Table 9 Performance comparison with others work
Table 10 Computation time in second during training and testing of the models

Thus, the proposed ML model viz. ANN and SVM- Gaussian Process can be used as an efficient tool to forecast the desired maximum deforming load in this dieless operation for reducing the cost of experimentation. Furthermore, a comparison of the predicted results of the proposed models also revealed that the ANN model has an advantage over the SVM model to predict the axial peak forces.

4 Conclusions

This work explored the impact and interactions of tool rotation and tool shape on axial peak deforming loads by experimental examinations during SPIF. Several machine learning techniques have been analyzed to forecast the load values. The conical frustums of constant wall angle were produced from AA7075-O sheets. The SVM, RFR, and ANN models were developed and trained (using specified levels of spindle speed and tool shape) on experimental data to predict the axial peak forces. The predicted values of maximum deforming load of all models were compared with actual measured values from experimentation to verify the accuracy and suitability of proposed models. The following conclusions have been made:

  • The axial load values were noticed to be highest when the tool was kept at “free-to-rotate” conditions for all levels of tool-shape because the friction was reduced to a minimal value. The use of higher spindle speed could decrease the desired load, but, at the expense of surface quality for all tool shapes because some material was removed in the form of chips. As far as the impact of tool shape is concerned, the forming forces were found to be greater when the flat-end tools were used as a forming agent in place of hemispherical-end tool

  • The combination of flat-end tool and lower spindle speed increased the forming forces drastically and can become the limiting factor for forming machine. Axial peak loads were decreased significantly when the greater spindle speed was used with hemispherical tool

  • When the condition of forming was changed from the combination of Flatend-R1 and “free-to-rotate” condition to the combination of hemispherical-end and 1500 rpm, the forming force was found to decrease by 36.14% which is very significant to save power and energy for producing the components

  • The SVM-Gaussian Process and ANN models produced better accuracy as compared to other models. Moreover, the ANN model outperforms the SVM-Gaussian Process with greater accuracy of prediction (98%). Moreover, a comparison of the predicted results of proposed models also revealed that the ANN model has an advantage over the SVM model for predicting axial peak forces

Hence, the proposed ML model viz. ANN and SVM–Gaussian Process can be used as an efficient tool to forecast the desired maximum deforming load in this dieless operation for reducing the cost of experimentation. The predicted result of the ANN model was closed to the experimental result and the model can successfully be implemented to explore the different process conditions for a variety of materials. Furthermore, the secure and effective employment of required machinery and auxiliary hardware can be promised by estimating peak deforming loads using machine learning techniques which offer an alternative economical, easy, and technology-based solution to the cumbersome experimental process of this die-less approach of forming. Future work would focus on the investigation of different materials and input conditions to forecast the deforming load and to develop hybrid models for complex process conditions using ML techniques during the ISF process.

**ASSIGNMENT:**
Can you quote the forming-load passage, beginning at the words "Table 9 Performance" and stopping after the words "model to predict the axial peak forces."? The data that comes next is separate material and has no connection to the forming-load passage.

**EXTRACTED DATA:**
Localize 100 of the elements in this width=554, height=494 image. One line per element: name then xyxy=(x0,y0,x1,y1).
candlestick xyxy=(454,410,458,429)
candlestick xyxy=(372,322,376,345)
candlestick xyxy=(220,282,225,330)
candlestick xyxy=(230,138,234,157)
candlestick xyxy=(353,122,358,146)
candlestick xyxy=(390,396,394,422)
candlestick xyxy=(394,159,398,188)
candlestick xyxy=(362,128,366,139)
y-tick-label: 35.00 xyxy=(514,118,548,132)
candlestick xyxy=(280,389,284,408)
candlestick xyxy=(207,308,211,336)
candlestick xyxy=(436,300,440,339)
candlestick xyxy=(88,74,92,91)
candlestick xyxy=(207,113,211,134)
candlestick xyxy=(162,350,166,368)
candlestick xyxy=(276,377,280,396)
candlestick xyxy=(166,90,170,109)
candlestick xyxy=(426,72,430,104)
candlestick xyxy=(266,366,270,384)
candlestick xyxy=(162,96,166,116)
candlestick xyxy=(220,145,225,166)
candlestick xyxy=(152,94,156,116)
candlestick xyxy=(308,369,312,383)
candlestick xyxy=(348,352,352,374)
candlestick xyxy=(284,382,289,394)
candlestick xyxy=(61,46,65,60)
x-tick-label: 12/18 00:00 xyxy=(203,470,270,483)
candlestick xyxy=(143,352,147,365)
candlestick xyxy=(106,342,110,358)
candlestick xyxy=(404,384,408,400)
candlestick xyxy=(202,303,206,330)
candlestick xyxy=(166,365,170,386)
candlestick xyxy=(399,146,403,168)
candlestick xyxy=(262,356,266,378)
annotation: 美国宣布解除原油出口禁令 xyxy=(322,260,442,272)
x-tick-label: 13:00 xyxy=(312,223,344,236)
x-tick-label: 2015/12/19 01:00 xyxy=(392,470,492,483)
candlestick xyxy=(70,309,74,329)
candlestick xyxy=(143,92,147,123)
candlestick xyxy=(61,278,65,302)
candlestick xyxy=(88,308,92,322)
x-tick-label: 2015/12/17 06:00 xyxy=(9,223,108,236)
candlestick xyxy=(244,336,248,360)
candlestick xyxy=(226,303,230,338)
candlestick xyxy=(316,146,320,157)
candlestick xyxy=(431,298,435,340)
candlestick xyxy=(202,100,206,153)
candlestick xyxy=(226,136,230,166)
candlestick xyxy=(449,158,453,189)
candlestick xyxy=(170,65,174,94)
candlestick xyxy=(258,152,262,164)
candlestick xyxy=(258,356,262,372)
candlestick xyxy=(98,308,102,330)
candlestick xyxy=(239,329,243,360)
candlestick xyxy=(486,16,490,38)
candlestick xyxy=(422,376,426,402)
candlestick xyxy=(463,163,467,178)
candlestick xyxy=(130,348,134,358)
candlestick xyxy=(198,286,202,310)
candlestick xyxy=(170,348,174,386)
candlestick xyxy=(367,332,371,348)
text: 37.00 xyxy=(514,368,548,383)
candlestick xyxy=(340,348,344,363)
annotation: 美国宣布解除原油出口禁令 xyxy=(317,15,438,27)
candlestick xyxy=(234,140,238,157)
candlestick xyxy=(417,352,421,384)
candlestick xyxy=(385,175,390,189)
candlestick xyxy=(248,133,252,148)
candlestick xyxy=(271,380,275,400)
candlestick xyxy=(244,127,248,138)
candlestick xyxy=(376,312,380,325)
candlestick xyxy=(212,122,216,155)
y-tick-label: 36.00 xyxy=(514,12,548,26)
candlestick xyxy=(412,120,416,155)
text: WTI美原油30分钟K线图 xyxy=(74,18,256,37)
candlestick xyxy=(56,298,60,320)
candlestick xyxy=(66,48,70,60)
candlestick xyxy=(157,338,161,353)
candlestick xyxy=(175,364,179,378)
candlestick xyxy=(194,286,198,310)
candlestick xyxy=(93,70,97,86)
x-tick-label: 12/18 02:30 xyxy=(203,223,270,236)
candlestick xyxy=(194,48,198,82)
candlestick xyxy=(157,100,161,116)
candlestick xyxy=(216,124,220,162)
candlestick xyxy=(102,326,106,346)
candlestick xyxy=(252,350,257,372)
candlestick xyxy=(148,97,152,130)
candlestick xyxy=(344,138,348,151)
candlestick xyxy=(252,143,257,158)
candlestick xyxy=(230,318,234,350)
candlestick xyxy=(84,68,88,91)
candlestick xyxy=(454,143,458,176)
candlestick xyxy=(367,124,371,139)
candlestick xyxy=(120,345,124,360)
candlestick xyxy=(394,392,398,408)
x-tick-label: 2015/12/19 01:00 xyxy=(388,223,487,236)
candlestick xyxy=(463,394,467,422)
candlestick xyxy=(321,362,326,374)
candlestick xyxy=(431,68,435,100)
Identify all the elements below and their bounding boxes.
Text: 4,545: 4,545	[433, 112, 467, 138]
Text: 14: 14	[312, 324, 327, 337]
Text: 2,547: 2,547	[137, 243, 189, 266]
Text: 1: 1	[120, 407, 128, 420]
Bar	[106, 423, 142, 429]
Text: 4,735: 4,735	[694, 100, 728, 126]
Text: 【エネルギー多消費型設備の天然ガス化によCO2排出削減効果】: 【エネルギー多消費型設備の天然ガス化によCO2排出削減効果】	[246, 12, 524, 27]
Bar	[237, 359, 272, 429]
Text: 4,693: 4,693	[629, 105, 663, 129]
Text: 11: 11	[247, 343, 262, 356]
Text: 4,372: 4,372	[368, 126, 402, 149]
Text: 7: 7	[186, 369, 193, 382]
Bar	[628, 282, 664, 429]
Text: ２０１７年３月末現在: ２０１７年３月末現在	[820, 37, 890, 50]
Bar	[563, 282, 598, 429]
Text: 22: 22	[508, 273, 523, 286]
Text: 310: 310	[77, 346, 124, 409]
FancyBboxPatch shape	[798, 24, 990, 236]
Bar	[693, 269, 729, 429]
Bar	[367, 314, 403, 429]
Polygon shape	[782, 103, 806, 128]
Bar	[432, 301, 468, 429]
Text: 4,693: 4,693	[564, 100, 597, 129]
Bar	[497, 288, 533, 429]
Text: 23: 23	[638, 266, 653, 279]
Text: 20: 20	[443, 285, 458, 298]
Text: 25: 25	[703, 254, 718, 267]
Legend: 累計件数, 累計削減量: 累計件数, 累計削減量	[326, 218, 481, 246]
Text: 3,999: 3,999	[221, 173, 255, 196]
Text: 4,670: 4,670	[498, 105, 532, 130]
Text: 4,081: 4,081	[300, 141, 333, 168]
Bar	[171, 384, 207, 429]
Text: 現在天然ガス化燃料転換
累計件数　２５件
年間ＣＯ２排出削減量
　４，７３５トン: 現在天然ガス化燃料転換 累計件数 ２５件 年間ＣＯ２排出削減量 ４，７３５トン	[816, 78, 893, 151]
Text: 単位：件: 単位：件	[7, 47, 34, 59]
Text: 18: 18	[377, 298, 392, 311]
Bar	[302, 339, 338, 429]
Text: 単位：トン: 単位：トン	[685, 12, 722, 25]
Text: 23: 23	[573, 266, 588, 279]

**SOLUTION TO THIS TASK:**
Table 9 Performance comparison with others work
Table 10 Computation time in second during training and testing of the models

Thus, the proposed ML model viz. ANN and SVM- Gaussian Process can be used as an efficient tool to forecast the desired maximum deforming load in this dieless operation for reducing the cost of experimentation. Furthermore, a comparison of the predicted results of the proposed models also revealed that the ANN model has an advantage over the SVM model to predict the axial peak forces.